Written exercise
Return the material verbatim, starting at its first line and ending at the line that contains "cumulative-point[interactable] [1481,543,1493,555]", both included.

Source data
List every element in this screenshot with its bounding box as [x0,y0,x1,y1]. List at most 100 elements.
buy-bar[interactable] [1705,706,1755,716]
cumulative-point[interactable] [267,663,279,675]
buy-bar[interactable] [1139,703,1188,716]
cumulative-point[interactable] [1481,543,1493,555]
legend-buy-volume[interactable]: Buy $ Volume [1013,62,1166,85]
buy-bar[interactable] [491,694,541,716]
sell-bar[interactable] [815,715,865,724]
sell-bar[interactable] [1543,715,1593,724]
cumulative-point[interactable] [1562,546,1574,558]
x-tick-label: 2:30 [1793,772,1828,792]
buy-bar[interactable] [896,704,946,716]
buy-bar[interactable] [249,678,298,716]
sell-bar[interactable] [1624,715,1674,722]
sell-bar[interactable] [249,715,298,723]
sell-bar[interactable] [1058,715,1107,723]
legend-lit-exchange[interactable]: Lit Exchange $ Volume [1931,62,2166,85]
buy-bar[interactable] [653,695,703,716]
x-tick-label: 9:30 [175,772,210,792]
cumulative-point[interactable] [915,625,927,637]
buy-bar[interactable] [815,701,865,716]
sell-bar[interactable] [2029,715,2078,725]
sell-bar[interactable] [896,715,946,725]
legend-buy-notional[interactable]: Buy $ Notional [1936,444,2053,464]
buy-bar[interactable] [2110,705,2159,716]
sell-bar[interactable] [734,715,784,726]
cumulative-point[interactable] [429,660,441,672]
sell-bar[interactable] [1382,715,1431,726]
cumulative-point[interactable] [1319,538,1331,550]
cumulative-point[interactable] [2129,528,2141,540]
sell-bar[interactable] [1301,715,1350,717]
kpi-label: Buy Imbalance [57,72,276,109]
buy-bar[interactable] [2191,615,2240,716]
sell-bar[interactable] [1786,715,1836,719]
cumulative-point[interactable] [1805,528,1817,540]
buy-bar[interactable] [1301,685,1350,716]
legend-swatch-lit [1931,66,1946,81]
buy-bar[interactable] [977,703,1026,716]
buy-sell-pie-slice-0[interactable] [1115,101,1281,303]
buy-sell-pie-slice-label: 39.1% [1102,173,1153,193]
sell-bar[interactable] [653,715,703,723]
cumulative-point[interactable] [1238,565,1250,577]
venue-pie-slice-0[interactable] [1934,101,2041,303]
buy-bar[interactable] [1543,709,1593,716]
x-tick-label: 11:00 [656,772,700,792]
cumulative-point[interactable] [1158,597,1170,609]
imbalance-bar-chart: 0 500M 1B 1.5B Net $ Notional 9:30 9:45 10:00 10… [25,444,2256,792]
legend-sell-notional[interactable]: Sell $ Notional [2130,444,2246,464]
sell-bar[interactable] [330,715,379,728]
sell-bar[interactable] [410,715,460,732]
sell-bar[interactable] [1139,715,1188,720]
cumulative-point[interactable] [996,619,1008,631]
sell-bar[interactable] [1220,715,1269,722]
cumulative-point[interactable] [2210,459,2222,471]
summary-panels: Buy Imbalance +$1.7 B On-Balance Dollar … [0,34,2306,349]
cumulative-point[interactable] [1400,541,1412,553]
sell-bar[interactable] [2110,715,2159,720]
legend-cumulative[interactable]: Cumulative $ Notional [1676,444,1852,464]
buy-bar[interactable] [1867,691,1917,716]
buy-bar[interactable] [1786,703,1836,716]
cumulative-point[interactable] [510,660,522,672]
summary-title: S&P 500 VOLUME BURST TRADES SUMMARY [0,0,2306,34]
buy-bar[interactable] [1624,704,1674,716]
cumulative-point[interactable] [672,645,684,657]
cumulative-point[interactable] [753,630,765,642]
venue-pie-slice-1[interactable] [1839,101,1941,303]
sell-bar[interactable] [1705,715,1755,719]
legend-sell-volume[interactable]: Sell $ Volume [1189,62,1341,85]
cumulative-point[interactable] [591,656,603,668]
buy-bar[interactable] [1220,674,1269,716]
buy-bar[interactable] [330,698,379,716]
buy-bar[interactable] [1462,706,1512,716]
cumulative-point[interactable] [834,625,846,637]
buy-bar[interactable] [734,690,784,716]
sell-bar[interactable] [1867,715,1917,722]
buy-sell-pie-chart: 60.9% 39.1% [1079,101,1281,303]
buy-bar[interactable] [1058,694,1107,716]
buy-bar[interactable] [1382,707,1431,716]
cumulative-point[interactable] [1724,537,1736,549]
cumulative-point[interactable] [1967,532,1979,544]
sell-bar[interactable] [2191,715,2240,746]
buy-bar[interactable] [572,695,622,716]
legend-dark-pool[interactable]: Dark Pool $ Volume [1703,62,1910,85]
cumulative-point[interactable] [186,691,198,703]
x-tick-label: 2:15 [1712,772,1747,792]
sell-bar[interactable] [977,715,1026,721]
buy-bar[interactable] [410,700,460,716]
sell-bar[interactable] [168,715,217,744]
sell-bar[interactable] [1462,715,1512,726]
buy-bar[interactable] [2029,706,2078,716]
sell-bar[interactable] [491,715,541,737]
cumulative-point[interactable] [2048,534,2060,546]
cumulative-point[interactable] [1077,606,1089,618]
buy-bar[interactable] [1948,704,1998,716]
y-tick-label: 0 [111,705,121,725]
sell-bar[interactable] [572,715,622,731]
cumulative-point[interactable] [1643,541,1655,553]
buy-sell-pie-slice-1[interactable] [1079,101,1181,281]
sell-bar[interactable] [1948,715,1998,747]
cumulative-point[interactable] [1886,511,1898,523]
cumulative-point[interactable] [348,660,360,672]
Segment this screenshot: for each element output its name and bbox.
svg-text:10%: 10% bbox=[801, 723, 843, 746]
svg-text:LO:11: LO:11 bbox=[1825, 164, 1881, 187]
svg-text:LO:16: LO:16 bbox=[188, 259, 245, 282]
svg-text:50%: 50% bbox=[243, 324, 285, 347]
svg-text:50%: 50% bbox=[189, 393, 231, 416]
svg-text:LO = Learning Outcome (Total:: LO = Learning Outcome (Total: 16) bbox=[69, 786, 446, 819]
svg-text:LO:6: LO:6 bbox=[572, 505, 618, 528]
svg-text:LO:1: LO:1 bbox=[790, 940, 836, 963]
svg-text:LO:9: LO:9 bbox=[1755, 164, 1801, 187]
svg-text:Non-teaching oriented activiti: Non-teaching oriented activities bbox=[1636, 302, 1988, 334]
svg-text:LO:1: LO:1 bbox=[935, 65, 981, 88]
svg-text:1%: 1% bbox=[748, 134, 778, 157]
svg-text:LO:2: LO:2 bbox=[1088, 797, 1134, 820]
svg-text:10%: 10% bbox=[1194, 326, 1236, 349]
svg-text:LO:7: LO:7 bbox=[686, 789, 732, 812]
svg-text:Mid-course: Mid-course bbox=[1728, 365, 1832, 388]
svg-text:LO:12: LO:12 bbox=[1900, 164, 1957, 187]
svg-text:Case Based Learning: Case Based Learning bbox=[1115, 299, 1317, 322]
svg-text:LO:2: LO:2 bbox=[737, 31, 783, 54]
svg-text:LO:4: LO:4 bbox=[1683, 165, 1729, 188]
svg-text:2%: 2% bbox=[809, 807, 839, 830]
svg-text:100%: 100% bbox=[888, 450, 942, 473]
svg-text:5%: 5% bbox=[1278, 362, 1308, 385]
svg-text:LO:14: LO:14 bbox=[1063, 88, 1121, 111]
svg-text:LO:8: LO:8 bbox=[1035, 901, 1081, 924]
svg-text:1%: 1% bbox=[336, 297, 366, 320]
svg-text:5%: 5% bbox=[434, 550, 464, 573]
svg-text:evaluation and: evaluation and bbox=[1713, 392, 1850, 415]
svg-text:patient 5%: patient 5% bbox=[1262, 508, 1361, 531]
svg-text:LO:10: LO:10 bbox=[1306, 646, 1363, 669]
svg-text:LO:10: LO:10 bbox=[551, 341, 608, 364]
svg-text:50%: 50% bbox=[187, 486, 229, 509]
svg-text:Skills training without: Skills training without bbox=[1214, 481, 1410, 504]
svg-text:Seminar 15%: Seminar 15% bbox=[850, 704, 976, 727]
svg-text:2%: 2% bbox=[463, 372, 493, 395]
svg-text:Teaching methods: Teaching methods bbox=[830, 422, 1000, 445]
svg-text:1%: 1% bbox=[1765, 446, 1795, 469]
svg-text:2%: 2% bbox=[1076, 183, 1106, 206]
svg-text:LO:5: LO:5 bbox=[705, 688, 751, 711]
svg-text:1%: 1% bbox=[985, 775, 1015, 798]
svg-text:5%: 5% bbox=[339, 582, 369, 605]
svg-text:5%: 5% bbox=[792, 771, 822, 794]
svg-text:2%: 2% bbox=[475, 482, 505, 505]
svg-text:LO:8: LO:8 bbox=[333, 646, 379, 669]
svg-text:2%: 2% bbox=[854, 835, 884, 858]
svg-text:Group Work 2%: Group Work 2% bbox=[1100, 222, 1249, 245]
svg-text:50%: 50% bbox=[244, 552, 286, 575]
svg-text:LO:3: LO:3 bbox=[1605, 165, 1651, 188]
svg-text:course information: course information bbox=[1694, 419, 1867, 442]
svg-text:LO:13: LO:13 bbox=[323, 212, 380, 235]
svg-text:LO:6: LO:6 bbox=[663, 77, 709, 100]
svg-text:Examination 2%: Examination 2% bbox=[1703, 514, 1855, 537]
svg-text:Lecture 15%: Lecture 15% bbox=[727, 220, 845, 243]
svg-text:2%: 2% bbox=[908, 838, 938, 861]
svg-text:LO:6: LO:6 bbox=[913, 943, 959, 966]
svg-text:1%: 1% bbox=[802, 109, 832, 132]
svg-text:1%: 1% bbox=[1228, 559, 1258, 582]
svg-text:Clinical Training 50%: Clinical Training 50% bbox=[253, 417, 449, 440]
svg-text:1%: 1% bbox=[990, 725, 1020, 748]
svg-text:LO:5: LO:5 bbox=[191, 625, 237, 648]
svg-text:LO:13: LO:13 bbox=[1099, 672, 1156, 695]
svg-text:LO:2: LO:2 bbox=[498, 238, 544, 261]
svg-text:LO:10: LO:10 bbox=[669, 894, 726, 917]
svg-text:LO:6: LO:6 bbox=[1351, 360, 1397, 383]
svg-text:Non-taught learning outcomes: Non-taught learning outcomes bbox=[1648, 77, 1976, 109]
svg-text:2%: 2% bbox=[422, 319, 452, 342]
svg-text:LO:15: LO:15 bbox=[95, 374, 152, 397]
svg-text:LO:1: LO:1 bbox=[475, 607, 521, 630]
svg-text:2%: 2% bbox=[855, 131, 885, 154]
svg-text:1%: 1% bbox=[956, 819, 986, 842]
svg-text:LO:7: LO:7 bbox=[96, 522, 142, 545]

Answer
List every element in this screenshot with its bounding box as [x0,y0,x1,y1]. List at most 100 elements.
buy-bar[interactable] [1705,706,1755,716]
cumulative-point[interactable] [267,663,279,675]
buy-bar[interactable] [1139,703,1188,716]
cumulative-point[interactable] [1481,543,1493,555]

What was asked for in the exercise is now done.